Communications and PR for law firms during the coronavirus crisis
PR is always about moulding how you are perceived and that is never more true than in a time of crisis. Unfortunately, if you get this wrong then the damage done to your brand can be long lasting.
Away from the legal sector is anybody likely to forget how Sports Direct and Wetherspoons have handled their PR during the current crisis? Making people go to work the day after the Prime Minister told us to stay at home for the former and refusing to pay staff for the latter. I won’t for one.
The first lesson from this is if you get things wrong from a PR perspective and how you act towards others at a time of heightened anxiety, then things can go really wrong and damage your brand forever.
All of us in the industry know that PR isn’t rocket science, but is about putting out the right message at the appropriate time. It’s about knowing how the message you are conveying will be perceived and whether or not there will be a positive reaction to it.
During the current turbulent times we all need a bit of a hug. Some support from those around us to get through a time none of us thought we would ever see. In a nutshell we all feel a bit more vulnerable and are concerned for our loved ones.
As a result, your PR and communications needs to have the human touch, be empathetic, offer understanding and guidance. What it shouldn’t do is grate or annoy people who are already anxious. Now is not the time to put out press releases gloating about bumper profits, it’s not a good look. If you aren’t sure, ask yourself the question: ‘Is this appropriate in the current time of national crisis?’ If in doubt, don’t do it.
The fact is you may put out something without the intention of offending – most organisations don’t intentionally offend – but remember these are stressful times and we need to be really careful about the messages we put out. There have been multiple law firms who have put out the story that divorces are likely to rise as a result of the pandemic. While this is most likely true, when people are particularly sensitive, this might not be the best message to put out. It could be perceived that lawyers are rubbing their hands in glee at the prospect, even though this may not be the case. Again, before you send out a press release or comment pause to think, is this appropriate?
A lot of firms undertake clinical negligence work, fighting for justice for people who have suffered terrible injuries or died as a result of negligence. I have spoken to many victims over the years and put out their stories to give them a voice and raise awareness of what they went through to try and prevent it happening again. But in a time of national emergency in which the NHS is valiantly trying to protect us all, is this the time to put out stories criticising health care professionals, even if they have acted negligently? I think you know the answer to that one.
So, when putting out press releases or comment just pause and think whether your message is appropriate. You don’t want to be the organisation that people remember for putting out something inadvertently offensive in a time of national crisis. My advice would be if in doubt, don’t send it out.

→ Raw data
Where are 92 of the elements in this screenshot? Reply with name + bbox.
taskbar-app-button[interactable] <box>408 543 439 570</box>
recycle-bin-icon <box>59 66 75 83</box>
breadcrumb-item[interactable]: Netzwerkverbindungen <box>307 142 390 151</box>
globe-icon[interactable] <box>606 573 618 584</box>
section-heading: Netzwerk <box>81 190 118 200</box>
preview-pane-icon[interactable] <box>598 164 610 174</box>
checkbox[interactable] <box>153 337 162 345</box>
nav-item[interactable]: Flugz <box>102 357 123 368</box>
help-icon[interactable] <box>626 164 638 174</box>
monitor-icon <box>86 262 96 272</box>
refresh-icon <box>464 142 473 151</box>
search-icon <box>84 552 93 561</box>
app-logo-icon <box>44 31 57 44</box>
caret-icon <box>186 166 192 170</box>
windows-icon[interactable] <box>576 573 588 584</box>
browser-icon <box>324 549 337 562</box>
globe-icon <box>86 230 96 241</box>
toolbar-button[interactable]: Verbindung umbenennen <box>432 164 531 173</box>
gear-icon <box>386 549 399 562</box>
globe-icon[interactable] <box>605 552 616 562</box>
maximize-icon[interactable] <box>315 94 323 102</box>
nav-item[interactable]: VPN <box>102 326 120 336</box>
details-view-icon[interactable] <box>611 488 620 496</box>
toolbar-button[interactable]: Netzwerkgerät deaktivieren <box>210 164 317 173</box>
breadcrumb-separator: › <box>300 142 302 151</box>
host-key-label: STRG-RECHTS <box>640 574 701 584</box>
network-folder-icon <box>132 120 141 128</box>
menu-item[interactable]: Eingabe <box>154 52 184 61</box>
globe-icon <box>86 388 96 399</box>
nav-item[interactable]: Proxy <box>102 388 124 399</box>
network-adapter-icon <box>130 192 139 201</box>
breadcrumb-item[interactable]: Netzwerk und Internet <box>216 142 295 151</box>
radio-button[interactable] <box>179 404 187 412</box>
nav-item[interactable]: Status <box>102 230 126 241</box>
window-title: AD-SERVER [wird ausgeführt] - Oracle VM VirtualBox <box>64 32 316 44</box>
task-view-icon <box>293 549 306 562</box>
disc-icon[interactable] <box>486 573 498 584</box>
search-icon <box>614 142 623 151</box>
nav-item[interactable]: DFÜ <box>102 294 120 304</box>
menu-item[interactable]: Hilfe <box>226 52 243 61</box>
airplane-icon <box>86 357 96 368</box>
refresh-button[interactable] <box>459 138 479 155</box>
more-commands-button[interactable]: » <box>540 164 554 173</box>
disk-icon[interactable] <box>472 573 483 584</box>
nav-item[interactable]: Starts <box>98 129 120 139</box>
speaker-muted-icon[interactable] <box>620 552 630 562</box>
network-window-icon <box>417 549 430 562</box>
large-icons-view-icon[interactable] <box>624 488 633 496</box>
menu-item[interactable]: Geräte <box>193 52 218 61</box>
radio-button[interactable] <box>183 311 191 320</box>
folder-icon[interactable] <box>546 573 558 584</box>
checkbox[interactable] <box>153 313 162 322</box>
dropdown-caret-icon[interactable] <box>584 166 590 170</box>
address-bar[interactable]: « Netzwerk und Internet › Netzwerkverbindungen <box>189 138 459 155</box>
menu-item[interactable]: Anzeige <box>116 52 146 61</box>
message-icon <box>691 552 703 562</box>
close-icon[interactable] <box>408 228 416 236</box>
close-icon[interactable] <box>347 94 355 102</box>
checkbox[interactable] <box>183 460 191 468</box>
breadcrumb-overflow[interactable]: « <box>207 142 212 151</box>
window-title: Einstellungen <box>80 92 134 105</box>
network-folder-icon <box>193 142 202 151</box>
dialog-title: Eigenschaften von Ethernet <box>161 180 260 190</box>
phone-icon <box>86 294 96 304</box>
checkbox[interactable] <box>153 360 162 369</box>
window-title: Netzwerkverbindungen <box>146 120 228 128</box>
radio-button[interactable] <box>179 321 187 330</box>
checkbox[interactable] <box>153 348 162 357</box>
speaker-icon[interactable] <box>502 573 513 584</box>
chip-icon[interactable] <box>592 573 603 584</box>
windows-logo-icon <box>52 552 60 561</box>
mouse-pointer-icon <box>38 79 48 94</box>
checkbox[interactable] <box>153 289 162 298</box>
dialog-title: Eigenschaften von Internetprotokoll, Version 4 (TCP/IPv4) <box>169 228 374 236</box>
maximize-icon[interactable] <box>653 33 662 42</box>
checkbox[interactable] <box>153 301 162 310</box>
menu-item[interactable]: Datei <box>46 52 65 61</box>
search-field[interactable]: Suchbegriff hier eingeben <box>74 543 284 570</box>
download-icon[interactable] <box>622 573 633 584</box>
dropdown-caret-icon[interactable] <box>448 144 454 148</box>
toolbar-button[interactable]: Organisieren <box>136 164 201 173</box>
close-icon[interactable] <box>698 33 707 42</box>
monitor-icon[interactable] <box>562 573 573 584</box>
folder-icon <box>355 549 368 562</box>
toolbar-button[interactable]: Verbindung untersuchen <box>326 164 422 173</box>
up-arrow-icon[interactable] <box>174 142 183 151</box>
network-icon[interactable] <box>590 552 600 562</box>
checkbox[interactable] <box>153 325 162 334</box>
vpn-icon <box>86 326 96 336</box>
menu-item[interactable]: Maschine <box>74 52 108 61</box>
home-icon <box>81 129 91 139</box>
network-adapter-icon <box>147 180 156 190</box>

→ Task item
From the article on PR for law firms, return the passage that begins with the words containing "Communications and PR" and ends with "your brand forever.", copied word for word.

→ Problem solution
Communications and PR for law firms during the coronavirus crisis
PR is always about moulding how you are perceived and that is never more true than in a time of crisis. Unfortunately, if you get this wrong then the damage done to your brand can be long lasting.
Away from the legal sector is anybody likely to forget how Sports Direct and Wetherspoons have handled their PR during the current crisis? Making people go to work the day after the Prime Minister told us to stay at home for the former and refusing to pay staff for the latter. I won’t for one.
The first lesson from this is if you get things wrong from a PR perspective and how you act towards others at a time of heightened anxiety, then things can go really wrong and damage your brand forever.